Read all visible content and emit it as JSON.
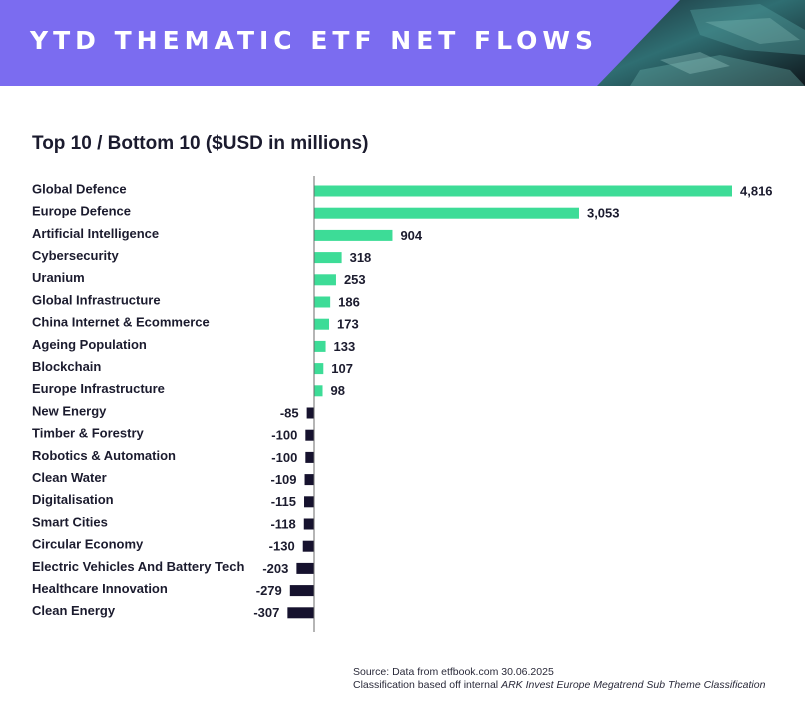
{
  "header": {
    "title": "YTD THEMATIC ETF NET FLOWS",
    "accent_color": "#7b6cf0"
  },
  "subtitle": "Top 10 / Bottom 10 ($USD in millions)",
  "chart_data": {
    "type": "bar",
    "orientation": "horizontal",
    "title": "Top 10 / Bottom 10 ($USD in millions)",
    "xlabel": "",
    "ylabel": "",
    "grid": false,
    "positive_color": "#3ddc97",
    "negative_color": "#16122e",
    "categories": [
      "Global Defence",
      "Europe Defence",
      "Artificial Intelligence",
      "Cybersecurity",
      "Uranium",
      "Global Infrastructure",
      "China Internet & Ecommerce",
      "Ageing Population",
      "Blockchain",
      "Europe Infrastructure",
      "New Energy",
      "Timber & Forestry",
      "Robotics & Automation",
      "Clean Water",
      "Digitalisation",
      "Smart Cities",
      "Circular Economy",
      "Electric Vehicles And Battery Tech",
      "Healthcare Innovation",
      "Clean Energy"
    ],
    "values": [
      4816,
      3053,
      904,
      318,
      253,
      186,
      173,
      133,
      107,
      98,
      -85,
      -100,
      -100,
      -109,
      -115,
      -118,
      -130,
      -203,
      -279,
      -307
    ],
    "value_labels": [
      "4,816",
      "3,053",
      "904",
      "318",
      "253",
      "186",
      "173",
      "133",
      "107",
      "98",
      "-85",
      "-100",
      "-100",
      "-109",
      "-115",
      "-118",
      "-130",
      "-203",
      "-279",
      "-307"
    ]
  },
  "source": {
    "line1": "Source: Data from etfbook.com 30.06.2025",
    "line2_prefix": "Classification based off internal ",
    "line2_italic": "ARK Invest Europe Megatrend Sub Theme Classification"
  }
}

◆ ◆ ◆ ◆ ◆

Required task:
Copy the records word for word, leaving no picture in the copy.

Response:
Read all visible content and emit it as JSON.
{
  "header": {
    "title": "YTD THEMATIC ETF NET FLOWS",
    "accent_color": "#7b6cf0"
  },
  "subtitle": "Top 10 / Bottom 10 ($USD in millions)",
  "chart_data": {
    "type": "bar",
    "orientation": "horizontal",
    "title": "Top 10 / Bottom 10 ($USD in millions)",
    "xlabel": "",
    "ylabel": "",
    "grid": false,
    "positive_color": "#3ddc97",
    "negative_color": "#16122e",
    "categories": [
      "Global Defence",
      "Europe Defence",
      "Artificial Intelligence",
      "Cybersecurity",
      "Uranium",
      "Global Infrastructure",
      "China Internet & Ecommerce",
      "Ageing Population",
      "Blockchain",
      "Europe Infrastructure",
      "New Energy",
      "Timber & Forestry",
      "Robotics & Automation",
      "Clean Water",
      "Digitalisation",
      "Smart Cities",
      "Circular Economy",
      "Electric Vehicles And Battery Tech",
      "Healthcare Innovation",
      "Clean Energy"
    ],
    "values": [
      4816,
      3053,
      904,
      318,
      253,
      186,
      173,
      133,
      107,
      98,
      -85,
      -100,
      -100,
      -109,
      -115,
      -118,
      -130,
      -203,
      -279,
      -307
    ],
    "value_labels": [
      "4,816",
      "3,053",
      "904",
      "318",
      "253",
      "186",
      "173",
      "133",
      "107",
      "98",
      "-85",
      "-100",
      "-100",
      "-109",
      "-115",
      "-118",
      "-130",
      "-203",
      "-279",
      "-307"
    ]
  },
  "source": {
    "line1": "Source: Data from etfbook.com 30.06.2025",
    "line2_prefix": "Classification based off internal ",
    "line2_italic": "ARK Invest Europe Megatrend Sub Theme Classification"
  }
}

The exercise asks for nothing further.